§ **WORK REQUIRED**
Return all lines with the word "JSON" in them.

==== EXTRACTED RECORDS ====

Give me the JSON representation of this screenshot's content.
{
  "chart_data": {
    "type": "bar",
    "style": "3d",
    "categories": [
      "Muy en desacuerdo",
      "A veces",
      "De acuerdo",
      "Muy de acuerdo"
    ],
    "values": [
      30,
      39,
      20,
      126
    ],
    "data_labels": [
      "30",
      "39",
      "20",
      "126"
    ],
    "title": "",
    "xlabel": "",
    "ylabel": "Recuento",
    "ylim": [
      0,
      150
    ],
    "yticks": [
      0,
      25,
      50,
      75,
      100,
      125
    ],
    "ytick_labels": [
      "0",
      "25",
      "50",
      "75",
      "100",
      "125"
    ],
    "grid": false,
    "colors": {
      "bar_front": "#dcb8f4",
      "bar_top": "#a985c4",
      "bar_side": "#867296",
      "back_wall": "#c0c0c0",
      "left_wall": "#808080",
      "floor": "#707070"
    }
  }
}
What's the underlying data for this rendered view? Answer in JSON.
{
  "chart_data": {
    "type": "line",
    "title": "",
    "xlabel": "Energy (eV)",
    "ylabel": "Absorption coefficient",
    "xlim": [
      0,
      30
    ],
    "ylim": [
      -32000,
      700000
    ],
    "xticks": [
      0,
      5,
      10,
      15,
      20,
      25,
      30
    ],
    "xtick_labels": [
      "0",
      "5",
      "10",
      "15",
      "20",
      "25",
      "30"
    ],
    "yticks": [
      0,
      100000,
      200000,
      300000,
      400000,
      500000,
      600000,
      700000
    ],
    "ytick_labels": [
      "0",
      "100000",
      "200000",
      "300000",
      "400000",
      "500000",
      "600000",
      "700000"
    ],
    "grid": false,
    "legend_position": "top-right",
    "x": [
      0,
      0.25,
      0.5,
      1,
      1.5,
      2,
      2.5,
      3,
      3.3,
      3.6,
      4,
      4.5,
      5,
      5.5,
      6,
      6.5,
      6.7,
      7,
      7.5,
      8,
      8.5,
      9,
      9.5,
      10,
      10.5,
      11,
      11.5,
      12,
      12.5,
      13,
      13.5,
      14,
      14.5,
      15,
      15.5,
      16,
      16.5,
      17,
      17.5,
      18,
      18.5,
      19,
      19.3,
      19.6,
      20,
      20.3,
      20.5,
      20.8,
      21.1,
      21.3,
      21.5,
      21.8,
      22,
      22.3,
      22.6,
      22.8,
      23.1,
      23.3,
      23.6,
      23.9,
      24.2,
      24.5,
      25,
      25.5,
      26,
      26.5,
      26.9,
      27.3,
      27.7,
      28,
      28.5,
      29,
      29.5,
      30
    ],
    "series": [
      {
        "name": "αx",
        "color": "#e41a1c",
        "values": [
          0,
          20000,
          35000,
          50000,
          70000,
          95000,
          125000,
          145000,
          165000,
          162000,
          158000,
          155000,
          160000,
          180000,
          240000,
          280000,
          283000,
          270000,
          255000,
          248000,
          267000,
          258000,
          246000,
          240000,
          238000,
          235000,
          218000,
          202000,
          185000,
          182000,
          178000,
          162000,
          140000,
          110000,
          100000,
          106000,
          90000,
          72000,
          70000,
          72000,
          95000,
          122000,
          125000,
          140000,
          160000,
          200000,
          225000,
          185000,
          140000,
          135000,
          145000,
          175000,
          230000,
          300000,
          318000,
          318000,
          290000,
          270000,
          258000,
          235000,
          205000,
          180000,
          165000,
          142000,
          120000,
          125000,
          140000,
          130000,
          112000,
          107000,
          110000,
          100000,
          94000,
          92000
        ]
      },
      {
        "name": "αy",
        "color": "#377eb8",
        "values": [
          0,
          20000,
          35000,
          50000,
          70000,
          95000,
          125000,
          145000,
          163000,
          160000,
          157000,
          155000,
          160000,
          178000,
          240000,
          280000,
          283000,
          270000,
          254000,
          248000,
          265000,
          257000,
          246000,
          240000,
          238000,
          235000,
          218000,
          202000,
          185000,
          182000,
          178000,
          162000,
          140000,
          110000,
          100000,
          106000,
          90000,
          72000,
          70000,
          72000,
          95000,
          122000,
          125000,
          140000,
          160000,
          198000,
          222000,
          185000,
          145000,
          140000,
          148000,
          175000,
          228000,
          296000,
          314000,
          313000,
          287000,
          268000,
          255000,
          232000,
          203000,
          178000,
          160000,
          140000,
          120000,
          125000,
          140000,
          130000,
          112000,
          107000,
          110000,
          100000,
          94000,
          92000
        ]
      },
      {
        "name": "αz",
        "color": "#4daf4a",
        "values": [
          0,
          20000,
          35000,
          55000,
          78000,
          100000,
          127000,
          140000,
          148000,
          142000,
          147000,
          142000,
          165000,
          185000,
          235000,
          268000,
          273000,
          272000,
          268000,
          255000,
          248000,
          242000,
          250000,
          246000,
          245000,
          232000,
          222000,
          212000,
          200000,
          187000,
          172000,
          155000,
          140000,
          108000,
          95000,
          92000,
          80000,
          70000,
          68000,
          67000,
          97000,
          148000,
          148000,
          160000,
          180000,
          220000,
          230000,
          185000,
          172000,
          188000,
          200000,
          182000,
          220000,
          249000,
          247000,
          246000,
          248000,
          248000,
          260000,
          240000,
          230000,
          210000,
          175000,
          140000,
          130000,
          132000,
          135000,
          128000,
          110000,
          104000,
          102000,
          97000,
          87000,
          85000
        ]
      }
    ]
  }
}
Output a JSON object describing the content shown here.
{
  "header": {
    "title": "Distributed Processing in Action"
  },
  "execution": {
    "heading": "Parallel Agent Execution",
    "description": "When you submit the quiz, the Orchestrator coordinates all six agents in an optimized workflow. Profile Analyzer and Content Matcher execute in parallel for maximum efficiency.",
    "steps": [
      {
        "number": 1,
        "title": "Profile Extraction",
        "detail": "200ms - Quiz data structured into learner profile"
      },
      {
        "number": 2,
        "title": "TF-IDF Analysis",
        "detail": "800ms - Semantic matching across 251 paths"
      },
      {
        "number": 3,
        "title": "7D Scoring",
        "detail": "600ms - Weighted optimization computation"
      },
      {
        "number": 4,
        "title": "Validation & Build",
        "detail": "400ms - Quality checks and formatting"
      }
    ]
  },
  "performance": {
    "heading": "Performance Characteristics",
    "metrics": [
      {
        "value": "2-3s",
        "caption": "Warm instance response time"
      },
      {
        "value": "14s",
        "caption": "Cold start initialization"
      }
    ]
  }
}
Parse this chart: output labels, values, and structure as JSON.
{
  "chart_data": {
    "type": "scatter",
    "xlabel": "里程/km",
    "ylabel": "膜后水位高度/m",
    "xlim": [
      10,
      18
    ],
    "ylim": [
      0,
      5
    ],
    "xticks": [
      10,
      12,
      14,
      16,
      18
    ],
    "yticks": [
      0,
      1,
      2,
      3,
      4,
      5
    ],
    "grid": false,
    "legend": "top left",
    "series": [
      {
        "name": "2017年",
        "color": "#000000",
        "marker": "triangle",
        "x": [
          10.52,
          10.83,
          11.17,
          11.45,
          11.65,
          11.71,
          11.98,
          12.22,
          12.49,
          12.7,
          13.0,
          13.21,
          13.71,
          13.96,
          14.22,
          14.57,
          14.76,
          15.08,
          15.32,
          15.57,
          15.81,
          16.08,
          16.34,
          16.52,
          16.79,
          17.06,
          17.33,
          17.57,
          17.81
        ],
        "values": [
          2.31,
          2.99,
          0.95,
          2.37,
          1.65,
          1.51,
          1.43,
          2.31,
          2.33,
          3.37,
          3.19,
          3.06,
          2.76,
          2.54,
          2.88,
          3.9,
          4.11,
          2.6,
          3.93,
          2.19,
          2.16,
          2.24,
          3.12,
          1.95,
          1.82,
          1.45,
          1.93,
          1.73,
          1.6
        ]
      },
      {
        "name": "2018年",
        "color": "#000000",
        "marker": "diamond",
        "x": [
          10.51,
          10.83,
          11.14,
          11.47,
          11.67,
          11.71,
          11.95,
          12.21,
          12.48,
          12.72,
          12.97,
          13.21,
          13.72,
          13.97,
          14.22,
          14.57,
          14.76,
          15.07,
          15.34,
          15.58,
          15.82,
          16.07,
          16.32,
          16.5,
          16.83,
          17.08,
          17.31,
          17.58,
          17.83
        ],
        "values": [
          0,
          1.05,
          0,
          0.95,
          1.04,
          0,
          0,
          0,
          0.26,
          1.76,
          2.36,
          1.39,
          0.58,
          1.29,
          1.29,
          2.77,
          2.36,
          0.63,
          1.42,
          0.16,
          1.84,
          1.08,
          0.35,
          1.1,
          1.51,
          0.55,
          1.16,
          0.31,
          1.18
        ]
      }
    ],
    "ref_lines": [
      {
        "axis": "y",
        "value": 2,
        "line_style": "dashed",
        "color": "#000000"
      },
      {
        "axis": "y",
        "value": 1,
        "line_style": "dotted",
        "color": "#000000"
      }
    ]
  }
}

====

§ **RESPONSE TO THIS EXERCISE**
Give me the JSON representation of this screenshot's content.
What's the underlying data for this rendered view? Answer in JSON.
Output a JSON object describing the content shown here.
Parse this chart: output labels, values, and structure as JSON.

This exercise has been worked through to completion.